TASK DIRECTIONS — Leaving the pictures aside, transcribe every line below exactly.

-*-*-

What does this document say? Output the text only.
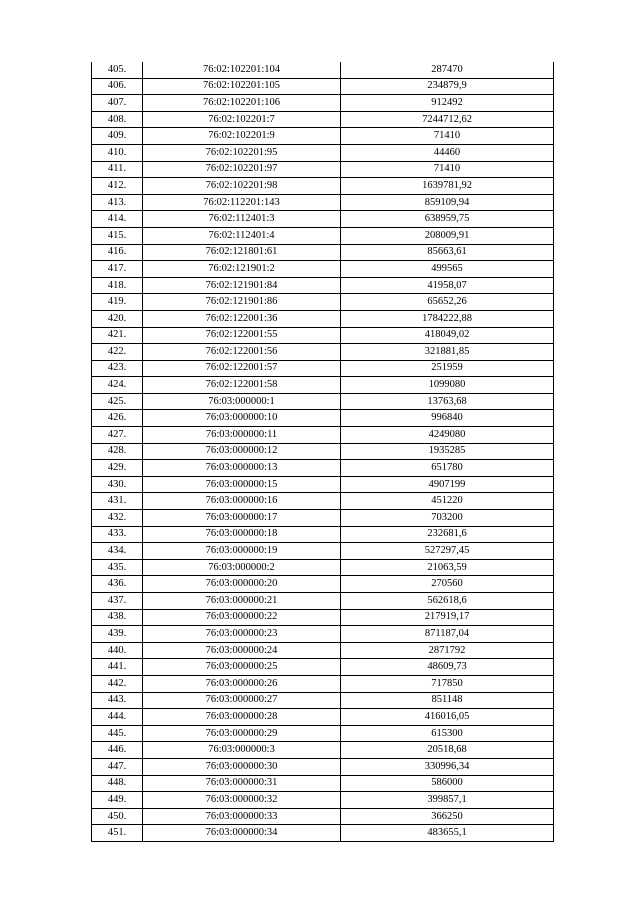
405.	76:02:102201:104	287470
406.	76:02:102201:105	234879,9
407.	76:02:102201:106	912492
408.	76:02:102201:7	7244712,62
409.	76:02:102201:9	71410
410.	76:02:102201:95	44460
411.	76:02:102201:97	71410
412.	76:02:102201:98	1639781,92
413.	76:02:112201:143	859109,94
414.	76:02:112401:3	638959,75
415.	76:02:112401:4	208009,91
416.	76:02:121801:61	85663,61
417.	76:02:121901:2	499565
418.	76:02:121901:84	41958,07
419.	76:02:121901:86	65652,26
420.	76:02:122001:36	1784222,88
421.	76:02:122001:55	418049,02
422.	76:02:122001:56	321881,85
423.	76:02:122001:57	251959
424.	76:02:122001:58	1099080
425.	76:03:000000:1	13763,68
426.	76:03:000000:10	996840
427.	76:03:000000:11	4249080
428.	76:03:000000:12	1935285
429.	76:03:000000:13	651780
430.	76:03:000000:15	4907199
431.	76:03:000000:16	451220
432.	76:03:000000:17	703200
433.	76:03:000000:18	232681,6
434.	76:03:000000:19	527297,45
435.	76:03:000000:2	21063,59
436.	76:03:000000:20	270560
437.	76:03:000000:21	562618,6
438.	76:03:000000:22	217919,17
439.	76:03:000000:23	871187,04
440.	76:03:000000:24	2871792
441.	76:03:000000:25	48609,73
442.	76:03:000000:26	717850
443.	76:03:000000:27	851148
444.	76:03:000000:28	416016,05
445.	76:03:000000:29	615300
446.	76:03:000000:3	20518,68
447.	76:03:000000:30	330996,34
448.	76:03:000000:31	586000
449.	76:03:000000:32	399857,1
450.	76:03:000000:33	366250
451.	76:03:000000:34	483655,1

-*-*-

EXERCISE RESULT —
What does this document say? Output the text only.
405.	76:02:102201:104	287470
406.	76:02:102201:105	234879,9
407.	76:02:102201:106	912492
408.	76:02:102201:7	7244712,62
409.	76:02:102201:9	71410
410.	76:02:102201:95	44460
411.	76:02:102201:97	71410
412.	76:02:102201:98	1639781,92
413.	76:02:112201:143	859109,94
414.	76:02:112401:3	638959,75
415.	76:02:112401:4	208009,91
416.	76:02:121801:61	85663,61
417.	76:02:121901:2	499565
418.	76:02:121901:84	41958,07
419.	76:02:121901:86	65652,26
420.	76:02:122001:36	1784222,88
421.	76:02:122001:55	418049,02
422.	76:02:122001:56	321881,85
423.	76:02:122001:57	251959
424.	76:02:122001:58	1099080
425.	76:03:000000:1	13763,68
426.	76:03:000000:10	996840
427.	76:03:000000:11	4249080
428.	76:03:000000:12	1935285
429.	76:03:000000:13	651780
430.	76:03:000000:15	4907199
431.	76:03:000000:16	451220
432.	76:03:000000:17	703200
433.	76:03:000000:18	232681,6
434.	76:03:000000:19	527297,45
435.	76:03:000000:2	21063,59
436.	76:03:000000:20	270560
437.	76:03:000000:21	562618,6
438.	76:03:000000:22	217919,17
439.	76:03:000000:23	871187,04
440.	76:03:000000:24	2871792
441.	76:03:000000:25	48609,73
442.	76:03:000000:26	717850
443.	76:03:000000:27	851148
444.	76:03:000000:28	416016,05
445.	76:03:000000:29	615300
446.	76:03:000000:3	20518,68
447.	76:03:000000:30	330996,34
448.	76:03:000000:31	586000
449.	76:03:000000:32	399857,1
450.	76:03:000000:33	366250
451.	76:03:000000:34	483655,1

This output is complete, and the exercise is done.